WHAT THIS TASK INVOLVES ::
Images excluded, repeat each entry below exactly.
## begin EXTRACTED DATA
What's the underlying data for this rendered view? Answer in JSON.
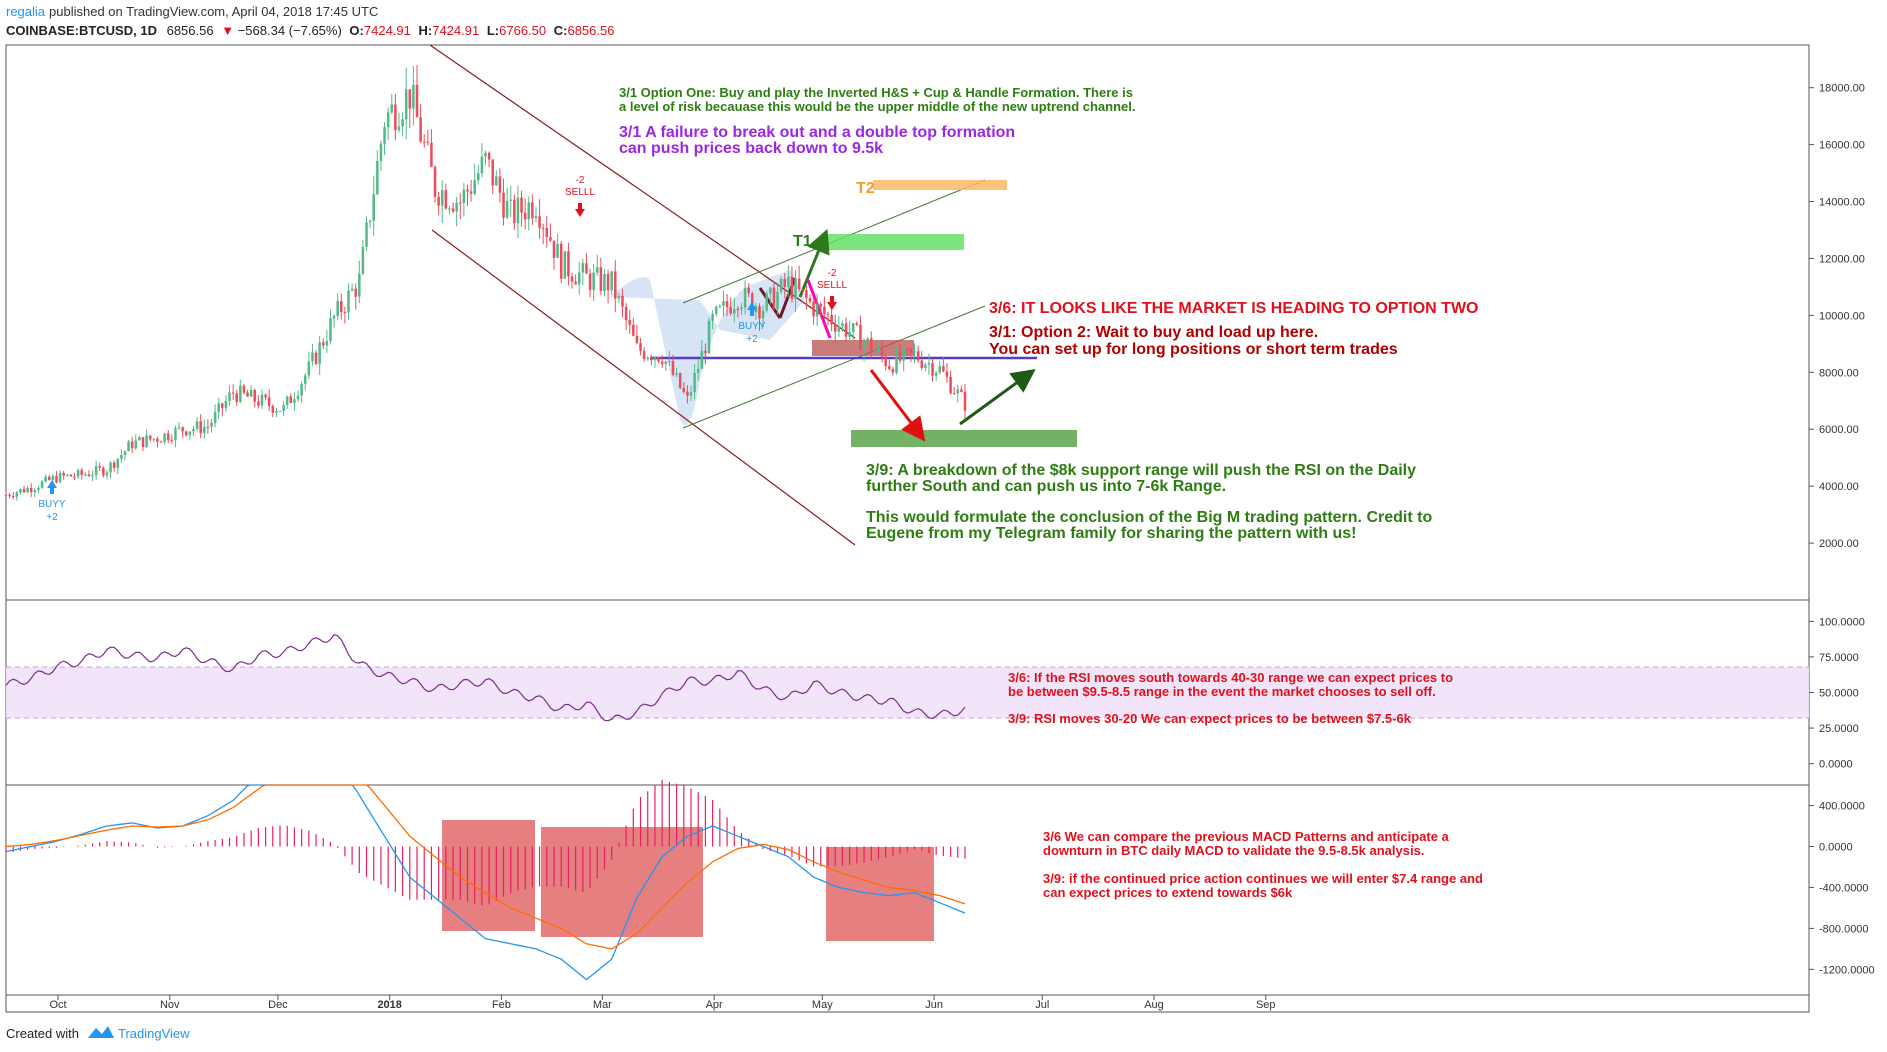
{
  "header": {
    "author": "regalia",
    "published": "published on TradingView.com, April 04, 2018 17:45 UTC",
    "symbol": "COINBASE:BTCUSD, 1D",
    "last": "6856.56",
    "change": "−568.34 (−7.65%)",
    "open_label": "O:",
    "open": "7424.91",
    "high_label": "H:",
    "high": "7424.91",
    "low_label": "L:",
    "low": "6766.50",
    "close_label": "C:",
    "close": "6856.56"
  },
  "footer": {
    "created_with": "Created with",
    "brand": "TradingView"
  },
  "colors": {
    "up": "#53b987",
    "down": "#eb4d5c",
    "channel": "#8b1a1a",
    "rsi": "#7b2d8b",
    "rsi_band": "#e9d7f5",
    "macd": "#2196f3",
    "signal": "#ff6d00",
    "hist": "#e91e63",
    "note_green": "#2e7d12",
    "note_red": "#e0101c",
    "note_purple": "#9c27e0",
    "note_darkred": "#b00000"
  },
  "chart_data": [
    {
      "type": "candlestick",
      "title": "",
      "x_ticks": [
        "Oct",
        "Nov",
        "Dec",
        "2018",
        "Feb",
        "Mar",
        "Apr",
        "May",
        "Jun",
        "Jul",
        "Aug",
        "Sep"
      ],
      "y_ticks": [
        "18000.00",
        "16000.00",
        "14000.00",
        "12000.00",
        "10000.00",
        "8000.00",
        "6000.00",
        "4000.00",
        "2000.00"
      ],
      "ylim": [
        0,
        19500
      ],
      "weekly_closes": [
        3700,
        3950,
        4300,
        4400,
        4600,
        5500,
        5700,
        6000,
        6100,
        7300,
        7000,
        6700,
        8100,
        9900,
        11200,
        16900,
        17800,
        14500,
        14000,
        15400,
        13500,
        14000,
        11800,
        11300,
        11100,
        8800,
        8600,
        7000,
        9800,
        10700,
        10300,
        11100,
        10300,
        9700,
        9100,
        8300,
        8600,
        8100,
        6900
      ],
      "markers": [
        {
          "label": "BUYY",
          "value": "+2"
        },
        {
          "label": "SELLL",
          "value": "-2"
        },
        {
          "label": "BUYY",
          "value": "+2"
        },
        {
          "label": "SELLL",
          "value": "-2"
        }
      ],
      "targets": [
        "T1",
        "T2"
      ]
    },
    {
      "type": "line",
      "name": "RSI",
      "y_ticks": [
        "100.0000",
        "75.0000",
        "50.0000",
        "25.0000",
        "0.0000"
      ],
      "band": [
        30,
        70
      ],
      "values": [
        55,
        60,
        68,
        72,
        80,
        76,
        74,
        80,
        72,
        66,
        76,
        78,
        84,
        90,
        70,
        62,
        58,
        52,
        56,
        58,
        50,
        46,
        38,
        42,
        30,
        36,
        48,
        58,
        58,
        64,
        52,
        46,
        56,
        50,
        46,
        44,
        36,
        34,
        38
      ]
    },
    {
      "type": "line",
      "name": "MACD",
      "y_ticks": [
        "400.0000",
        "0.0000",
        "-400.0000",
        "-800.0000",
        "-1200.0000"
      ],
      "macd": [
        -50,
        0,
        50,
        120,
        200,
        230,
        180,
        200,
        300,
        450,
        700,
        900,
        1000,
        900,
        500,
        100,
        -300,
        -500,
        -700,
        -900,
        -950,
        -1000,
        -1100,
        -1300,
        -1100,
        -500,
        -100,
        100,
        200,
        100,
        0,
        -100,
        -300,
        -400,
        -450,
        -480,
        -450,
        -550,
        -650
      ],
      "signal": [
        0,
        20,
        60,
        110,
        160,
        200,
        190,
        200,
        260,
        380,
        560,
        740,
        880,
        880,
        700,
        400,
        100,
        -100,
        -300,
        -450,
        -600,
        -700,
        -800,
        -950,
        -1000,
        -850,
        -600,
        -350,
        -150,
        -20,
        20,
        -30,
        -150,
        -250,
        -330,
        -400,
        -430,
        -480,
        -560
      ]
    }
  ],
  "annotations": {
    "option_one_l1": "3/1 Option One: Buy and play the Inverted H&S + Cup & Handle Formation. There is",
    "option_one_l2": "a level of risk becauase this would be the upper middle of the new uptrend channel.",
    "failure_l1": "3/1 A failure to break out and a double top formation",
    "failure_l2": "can push prices back down to 9.5k",
    "option_two_heading": "3/6: IT LOOKS LIKE THE MARKET IS HEADING TO OPTION TWO",
    "option_two_l1": "3/1: Option 2: Wait to buy and load up here.",
    "option_two_l2": "You can set up for long positions or short term trades",
    "breakdown_l1": "3/9: A breakdown of the $8k support range will push the RSI on the Daily",
    "breakdown_l2": "further South and can push us into 7-6k Range.",
    "bigm_l1": "This would formulate the conclusion of the Big M trading pattern. Credit to",
    "bigm_l2": "Eugene from my Telegram family for sharing the pattern with us!",
    "rsi_l1": "3/6: If the RSI moves south towards 40-30 range we can expect prices to",
    "rsi_l2": "be between $9.5-8.5 range in the event the market chooses to sell off.",
    "rsi_l3": "3/9: RSI moves 30-20 We can expect prices to be between $7.5-6k",
    "macd_l1": "3/6 We can compare the previous MACD Patterns and anticipate a",
    "macd_l2": "downturn in BTC daily MACD to validate the 9.5-8.5k analysis.",
    "macd_l3": "3/9: if the continued price action continues we will enter $7.4 range and",
    "macd_l4": "can expect prices to extend towards $6k"
  }
}
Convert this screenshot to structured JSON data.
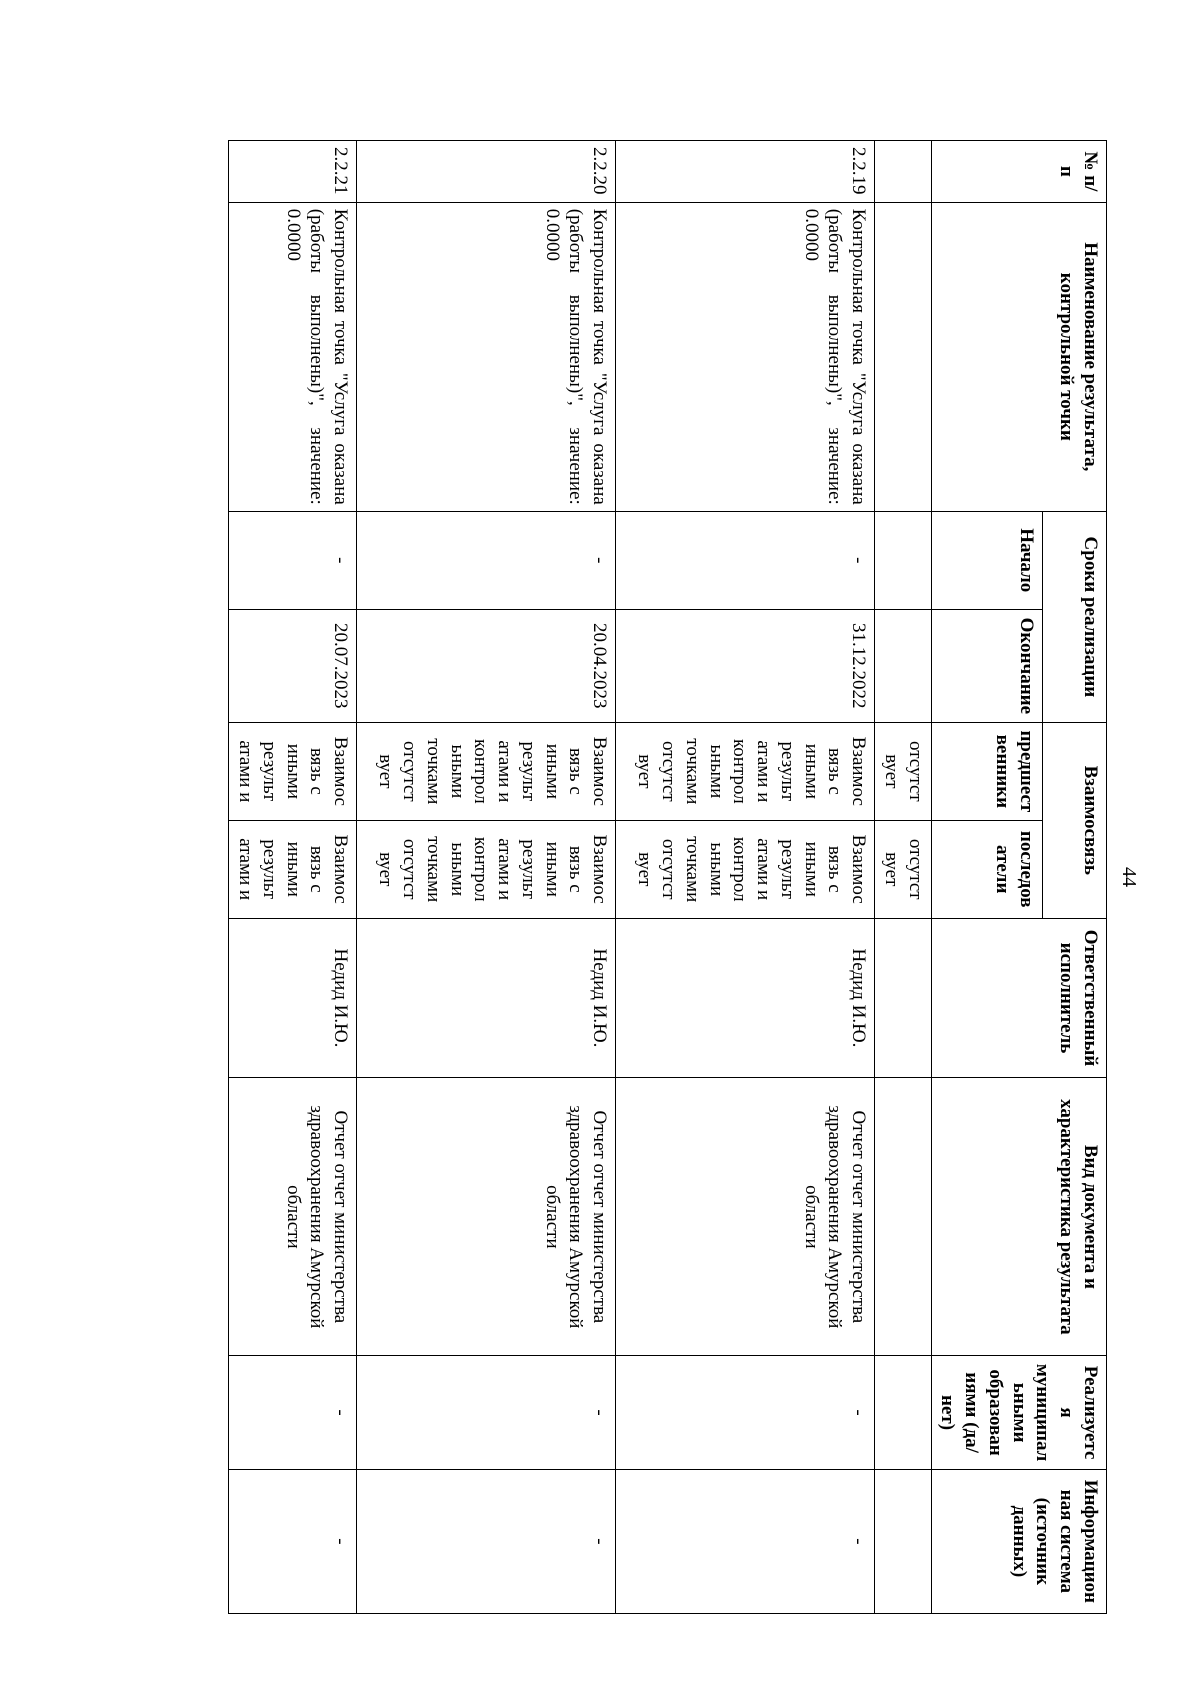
## end EXTRACTED DATA
ANSWER TO THIS TASK ::
What's the underlying data for this rendered view? Answer in JSON.
{
  "header": {
    "author": "regalia",
    "published": "published on TradingView.com, April 04, 2018 17:45 UTC",
    "symbol": "COINBASE:BTCUSD, 1D",
    "last": "6856.56",
    "change": "−568.34 (−7.65%)",
    "open_label": "O:",
    "open": "7424.91",
    "high_label": "H:",
    "high": "7424.91",
    "low_label": "L:",
    "low": "6766.50",
    "close_label": "C:",
    "close": "6856.56"
  },
  "footer": {
    "created_with": "Created with",
    "brand": "TradingView"
  },
  "colors": {
    "up": "#53b987",
    "down": "#eb4d5c",
    "channel": "#8b1a1a",
    "rsi": "#7b2d8b",
    "rsi_band": "#e9d7f5",
    "macd": "#2196f3",
    "signal": "#ff6d00",
    "hist": "#e91e63",
    "note_green": "#2e7d12",
    "note_red": "#e0101c",
    "note_purple": "#9c27e0",
    "note_darkred": "#b00000"
  },
  "chart_data": [
    {
      "type": "candlestick",
      "title": "",
      "x_ticks": [
        "Oct",
        "Nov",
        "Dec",
        "2018",
        "Feb",
        "Mar",
        "Apr",
        "May",
        "Jun",
        "Jul",
        "Aug",
        "Sep"
      ],
      "y_ticks": [
        "18000.00",
        "16000.00",
        "14000.00",
        "12000.00",
        "10000.00",
        "8000.00",
        "6000.00",
        "4000.00",
        "2000.00"
      ],
      "ylim": [
        0,
        19500
      ],
      "weekly_closes": [
        3700,
        3950,
        4300,
        4400,
        4600,
        5500,
        5700,
        6000,
        6100,
        7300,
        7000,
        6700,
        8100,
        9900,
        11200,
        16900,
        17800,
        14500,
        14000,
        15400,
        13500,
        14000,
        11800,
        11300,
        11100,
        8800,
        8600,
        7000,
        9800,
        10700,
        10300,
        11100,
        10300,
        9700,
        9100,
        8300,
        8600,
        8100,
        6900
      ],
      "markers": [
        {
          "label": "BUYY",
          "value": "+2"
        },
        {
          "label": "SELLL",
          "value": "-2"
        },
        {
          "label": "BUYY",
          "value": "+2"
        },
        {
          "label": "SELLL",
          "value": "-2"
        }
      ],
      "targets": [
        "T1",
        "T2"
      ]
    },
    {
      "type": "line",
      "name": "RSI",
      "y_ticks": [
        "100.0000",
        "75.0000",
        "50.0000",
        "25.0000",
        "0.0000"
      ],
      "band": [
        30,
        70
      ],
      "values": [
        55,
        60,
        68,
        72,
        80,
        76,
        74,
        80,
        72,
        66,
        76,
        78,
        84,
        90,
        70,
        62,
        58,
        52,
        56,
        58,
        50,
        46,
        38,
        42,
        30,
        36,
        48,
        58,
        58,
        64,
        52,
        46,
        56,
        50,
        46,
        44,
        36,
        34,
        38
      ]
    },
    {
      "type": "line",
      "name": "MACD",
      "y_ticks": [
        "400.0000",
        "0.0000",
        "-400.0000",
        "-800.0000",
        "-1200.0000"
      ],
      "macd": [
        -50,
        0,
        50,
        120,
        200,
        230,
        180,
        200,
        300,
        450,
        700,
        900,
        1000,
        900,
        500,
        100,
        -300,
        -500,
        -700,
        -900,
        -950,
        -1000,
        -1100,
        -1300,
        -1100,
        -500,
        -100,
        100,
        200,
        100,
        0,
        -100,
        -300,
        -400,
        -450,
        -480,
        -450,
        -550,
        -650
      ],
      "signal": [
        0,
        20,
        60,
        110,
        160,
        200,
        190,
        200,
        260,
        380,
        560,
        740,
        880,
        880,
        700,
        400,
        100,
        -100,
        -300,
        -450,
        -600,
        -700,
        -800,
        -950,
        -1000,
        -850,
        -600,
        -350,
        -150,
        -20,
        20,
        -30,
        -150,
        -250,
        -330,
        -400,
        -430,
        -480,
        -560
      ]
    }
  ],
  "annotations": {
    "option_one_l1": "3/1 Option One: Buy and play the Inverted H&S + Cup & Handle Formation. There is",
    "option_one_l2": "a level of risk becauase this would be the upper middle of the new uptrend channel.",
    "failure_l1": "3/1 A failure to break out and a double top formation",
    "failure_l2": "can push prices back down to 9.5k",
    "option_two_heading": "3/6: IT LOOKS LIKE THE MARKET IS HEADING TO OPTION TWO",
    "option_two_l1": "3/1: Option 2: Wait to buy and load up here.",
    "option_two_l2": "You can set up for long positions or short term trades",
    "breakdown_l1": "3/9: A breakdown of the $8k support range will push the RSI on the Daily",
    "breakdown_l2": "further South and can push us into 7-6k Range.",
    "bigm_l1": "This would formulate the conclusion of the Big M trading pattern. Credit to",
    "bigm_l2": "Eugene from my Telegram family for sharing the pattern with us!",
    "rsi_l1": "3/6: If the RSI moves south towards 40-30 range we can expect prices to",
    "rsi_l2": "be between $9.5-8.5 range in the event the market chooses to sell off.",
    "rsi_l3": "3/9: RSI moves 30-20 We can expect prices to be between $7.5-6k",
    "macd_l1": "3/6 We can compare the previous MACD Patterns and anticipate a",
    "macd_l2": "downturn in BTC daily MACD to validate the 9.5-8.5k analysis.",
    "macd_l3": "3/9: if the continued price action continues we will enter $7.4 range and",
    "macd_l4": "can expect prices to extend towards $6k"
  }
}
Convert this screenshot to structured JSON data.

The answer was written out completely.